STATED GOAL — Give the data below again exactly as it stands. Omit the pictures.

GIVEN RECORDS —
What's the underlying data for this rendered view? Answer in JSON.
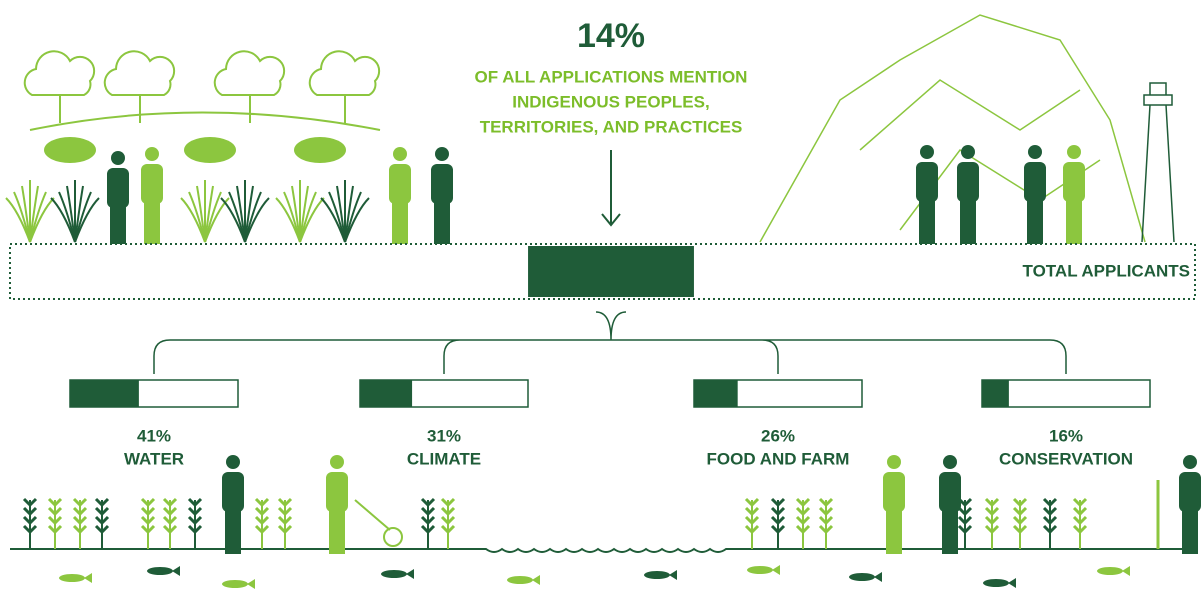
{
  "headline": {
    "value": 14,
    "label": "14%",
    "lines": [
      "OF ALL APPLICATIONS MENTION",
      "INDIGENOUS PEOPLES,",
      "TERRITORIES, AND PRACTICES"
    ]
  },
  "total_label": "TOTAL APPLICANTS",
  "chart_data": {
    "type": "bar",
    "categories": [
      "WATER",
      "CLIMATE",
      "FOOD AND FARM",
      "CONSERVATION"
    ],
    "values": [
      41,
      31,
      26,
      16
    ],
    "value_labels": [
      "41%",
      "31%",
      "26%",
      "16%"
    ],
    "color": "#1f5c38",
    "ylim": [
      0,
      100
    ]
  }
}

SOLUTION TO THE PROBLEM —
What's the underlying data for this rendered view? Answer in JSON.
{
  "headline": {
    "value": 14,
    "label": "14%",
    "lines": [
      "OF ALL APPLICATIONS MENTION",
      "INDIGENOUS PEOPLES,",
      "TERRITORIES, AND PRACTICES"
    ]
  },
  "total_label": "TOTAL APPLICANTS",
  "chart_data": {
    "type": "bar",
    "categories": [
      "WATER",
      "CLIMATE",
      "FOOD AND FARM",
      "CONSERVATION"
    ],
    "values": [
      41,
      31,
      26,
      16
    ],
    "value_labels": [
      "41%",
      "31%",
      "26%",
      "16%"
    ],
    "color": "#1f5c38",
    "ylim": [
      0,
      100
    ]
  }
}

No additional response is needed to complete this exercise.